'''

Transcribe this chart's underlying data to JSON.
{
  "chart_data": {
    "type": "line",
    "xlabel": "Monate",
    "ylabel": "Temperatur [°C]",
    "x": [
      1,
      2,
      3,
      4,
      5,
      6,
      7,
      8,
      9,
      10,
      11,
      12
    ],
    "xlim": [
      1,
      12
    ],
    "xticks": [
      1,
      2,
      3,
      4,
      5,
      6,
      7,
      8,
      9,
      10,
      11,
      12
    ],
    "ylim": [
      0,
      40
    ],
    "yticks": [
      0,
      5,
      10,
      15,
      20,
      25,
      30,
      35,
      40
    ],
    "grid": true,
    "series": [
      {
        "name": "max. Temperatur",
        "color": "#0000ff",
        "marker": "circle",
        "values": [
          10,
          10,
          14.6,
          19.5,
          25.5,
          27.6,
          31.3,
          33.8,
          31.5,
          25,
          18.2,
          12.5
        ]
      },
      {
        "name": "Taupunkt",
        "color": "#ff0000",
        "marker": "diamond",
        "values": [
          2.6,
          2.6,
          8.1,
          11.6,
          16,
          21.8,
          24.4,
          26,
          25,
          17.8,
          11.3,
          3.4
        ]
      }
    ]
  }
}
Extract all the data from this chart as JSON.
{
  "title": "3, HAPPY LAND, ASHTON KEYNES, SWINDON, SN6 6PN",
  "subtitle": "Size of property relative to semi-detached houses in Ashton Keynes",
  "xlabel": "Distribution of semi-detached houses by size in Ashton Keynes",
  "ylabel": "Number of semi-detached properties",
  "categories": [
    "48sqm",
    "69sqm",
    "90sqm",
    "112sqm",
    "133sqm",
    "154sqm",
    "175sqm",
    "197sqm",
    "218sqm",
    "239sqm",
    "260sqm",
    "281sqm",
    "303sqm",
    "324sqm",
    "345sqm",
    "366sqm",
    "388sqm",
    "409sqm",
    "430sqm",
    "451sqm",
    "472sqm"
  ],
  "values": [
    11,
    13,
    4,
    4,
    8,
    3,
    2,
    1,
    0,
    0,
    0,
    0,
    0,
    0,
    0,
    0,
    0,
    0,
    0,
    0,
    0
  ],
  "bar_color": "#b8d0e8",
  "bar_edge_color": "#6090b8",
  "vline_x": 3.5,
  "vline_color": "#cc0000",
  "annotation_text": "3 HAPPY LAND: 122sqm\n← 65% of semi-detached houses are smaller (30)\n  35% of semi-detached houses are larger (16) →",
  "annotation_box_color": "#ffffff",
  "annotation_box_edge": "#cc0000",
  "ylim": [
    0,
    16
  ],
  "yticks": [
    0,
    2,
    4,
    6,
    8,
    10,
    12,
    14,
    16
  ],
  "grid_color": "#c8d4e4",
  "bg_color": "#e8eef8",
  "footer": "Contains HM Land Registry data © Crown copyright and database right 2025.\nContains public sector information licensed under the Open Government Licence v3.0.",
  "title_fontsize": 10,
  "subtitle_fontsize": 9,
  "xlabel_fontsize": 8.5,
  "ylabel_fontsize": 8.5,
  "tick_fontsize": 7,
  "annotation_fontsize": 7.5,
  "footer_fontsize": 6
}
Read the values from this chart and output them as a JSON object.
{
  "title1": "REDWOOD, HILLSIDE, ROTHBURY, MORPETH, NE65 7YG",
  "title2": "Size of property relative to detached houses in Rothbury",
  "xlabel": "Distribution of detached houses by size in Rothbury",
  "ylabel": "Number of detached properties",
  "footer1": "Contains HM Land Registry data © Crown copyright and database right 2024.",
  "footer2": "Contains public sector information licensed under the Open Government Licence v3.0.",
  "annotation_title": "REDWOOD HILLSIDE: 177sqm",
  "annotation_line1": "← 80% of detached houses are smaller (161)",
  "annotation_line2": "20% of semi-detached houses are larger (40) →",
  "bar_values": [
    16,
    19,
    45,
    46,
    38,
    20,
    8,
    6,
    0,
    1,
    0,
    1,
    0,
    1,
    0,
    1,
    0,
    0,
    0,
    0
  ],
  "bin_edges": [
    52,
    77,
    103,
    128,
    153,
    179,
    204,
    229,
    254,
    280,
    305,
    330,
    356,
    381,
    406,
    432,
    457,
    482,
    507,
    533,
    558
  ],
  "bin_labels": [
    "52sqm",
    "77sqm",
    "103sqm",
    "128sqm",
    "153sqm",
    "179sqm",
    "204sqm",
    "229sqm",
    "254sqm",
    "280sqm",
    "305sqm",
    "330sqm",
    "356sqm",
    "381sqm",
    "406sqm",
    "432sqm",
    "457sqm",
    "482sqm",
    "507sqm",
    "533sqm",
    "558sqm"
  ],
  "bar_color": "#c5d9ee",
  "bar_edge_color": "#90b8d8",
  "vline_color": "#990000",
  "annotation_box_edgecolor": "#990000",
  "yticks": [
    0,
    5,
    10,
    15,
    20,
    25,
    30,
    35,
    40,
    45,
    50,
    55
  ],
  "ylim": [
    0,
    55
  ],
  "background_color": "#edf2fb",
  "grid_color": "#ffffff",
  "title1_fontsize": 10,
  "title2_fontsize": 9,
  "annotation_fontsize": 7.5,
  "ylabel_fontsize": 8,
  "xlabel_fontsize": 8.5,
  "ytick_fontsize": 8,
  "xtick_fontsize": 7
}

'''

■ **STATED PROBLEM**:
The records above should all be quoted exactly, please.

■ **SOLUTION FOR THIS TASK**:
Transcribe this chart's underlying data to JSON.
{
  "chart_data": {
    "type": "line",
    "xlabel": "Monate",
    "ylabel": "Temperatur [°C]",
    "x": [
      1,
      2,
      3,
      4,
      5,
      6,
      7,
      8,
      9,
      10,
      11,
      12
    ],
    "xlim": [
      1,
      12
    ],
    "xticks": [
      1,
      2,
      3,
      4,
      5,
      6,
      7,
      8,
      9,
      10,
      11,
      12
    ],
    "ylim": [
      0,
      40
    ],
    "yticks": [
      0,
      5,
      10,
      15,
      20,
      25,
      30,
      35,
      40
    ],
    "grid": true,
    "series": [
      {
        "name": "max. Temperatur",
        "color": "#0000ff",
        "marker": "circle",
        "values": [
          10,
          10,
          14.6,
          19.5,
          25.5,
          27.6,
          31.3,
          33.8,
          31.5,
          25,
          18.2,
          12.5
        ]
      },
      {
        "name": "Taupunkt",
        "color": "#ff0000",
        "marker": "diamond",
        "values": [
          2.6,
          2.6,
          8.1,
          11.6,
          16,
          21.8,
          24.4,
          26,
          25,
          17.8,
          11.3,
          3.4
        ]
      }
    ]
  }
}
Extract all the data from this chart as JSON.
{
  "title": "3, HAPPY LAND, ASHTON KEYNES, SWINDON, SN6 6PN",
  "subtitle": "Size of property relative to semi-detached houses in Ashton Keynes",
  "xlabel": "Distribution of semi-detached houses by size in Ashton Keynes",
  "ylabel": "Number of semi-detached properties",
  "categories": [
    "48sqm",
    "69sqm",
    "90sqm",
    "112sqm",
    "133sqm",
    "154sqm",
    "175sqm",
    "197sqm",
    "218sqm",
    "239sqm",
    "260sqm",
    "281sqm",
    "303sqm",
    "324sqm",
    "345sqm",
    "366sqm",
    "388sqm",
    "409sqm",
    "430sqm",
    "451sqm",
    "472sqm"
  ],
  "values": [
    11,
    13,
    4,
    4,
    8,
    3,
    2,
    1,
    0,
    0,
    0,
    0,
    0,
    0,
    0,
    0,
    0,
    0,
    0,
    0,
    0
  ],
  "bar_color": "#b8d0e8",
  "bar_edge_color": "#6090b8",
  "vline_x": 3.5,
  "vline_color": "#cc0000",
  "annotation_text": "3 HAPPY LAND: 122sqm\n← 65% of semi-detached houses are smaller (30)\n  35% of semi-detached houses are larger (16) →",
  "annotation_box_color": "#ffffff",
  "annotation_box_edge": "#cc0000",
  "ylim": [
    0,
    16
  ],
  "yticks": [
    0,
    2,
    4,
    6,
    8,
    10,
    12,
    14,
    16
  ],
  "grid_color": "#c8d4e4",
  "bg_color": "#e8eef8",
  "footer": "Contains HM Land Registry data © Crown copyright and database right 2025.\nContains public sector information licensed under the Open Government Licence v3.0.",
  "title_fontsize": 10,
  "subtitle_fontsize": 9,
  "xlabel_fontsize": 8.5,
  "ylabel_fontsize": 8.5,
  "tick_fontsize": 7,
  "annotation_fontsize": 7.5,
  "footer_fontsize": 6
}
Read the values from this chart and output them as a JSON object.
{
  "title1": "REDWOOD, HILLSIDE, ROTHBURY, MORPETH, NE65 7YG",
  "title2": "Size of property relative to detached houses in Rothbury",
  "xlabel": "Distribution of detached houses by size in Rothbury",
  "ylabel": "Number of detached properties",
  "footer1": "Contains HM Land Registry data © Crown copyright and database right 2024.",
  "footer2": "Contains public sector information licensed under the Open Government Licence v3.0.",
  "annotation_title": "REDWOOD HILLSIDE: 177sqm",
  "annotation_line1": "← 80% of detached houses are smaller (161)",
  "annotation_line2": "20% of semi-detached houses are larger (40) →",
  "bar_values": [
    16,
    19,
    45,
    46,
    38,
    20,
    8,
    6,
    0,
    1,
    0,
    1,
    0,
    1,
    0,
    1,
    0,
    0,
    0,
    0
  ],
  "bin_edges": [
    52,
    77,
    103,
    128,
    153,
    179,
    204,
    229,
    254,
    280,
    305,
    330,
    356,
    381,
    406,
    432,
    457,
    482,
    507,
    533,
    558
  ],
  "bin_labels": [
    "52sqm",
    "77sqm",
    "103sqm",
    "128sqm",
    "153sqm",
    "179sqm",
    "204sqm",
    "229sqm",
    "254sqm",
    "280sqm",
    "305sqm",
    "330sqm",
    "356sqm",
    "381sqm",
    "406sqm",
    "432sqm",
    "457sqm",
    "482sqm",
    "507sqm",
    "533sqm",
    "558sqm"
  ],
  "bar_color": "#c5d9ee",
  "bar_edge_color": "#90b8d8",
  "vline_color": "#990000",
  "annotation_box_edgecolor": "#990000",
  "yticks": [
    0,
    5,
    10,
    15,
    20,
    25,
    30,
    35,
    40,
    45,
    50,
    55
  ],
  "ylim": [
    0,
    55
  ],
  "background_color": "#edf2fb",
  "grid_color": "#ffffff",
  "title1_fontsize": 10,
  "title2_fontsize": 9,
  "annotation_fontsize": 7.5,
  "ylabel_fontsize": 8,
  "xlabel_fontsize": 8.5,
  "ytick_fontsize": 8,
  "xtick_fontsize": 7
}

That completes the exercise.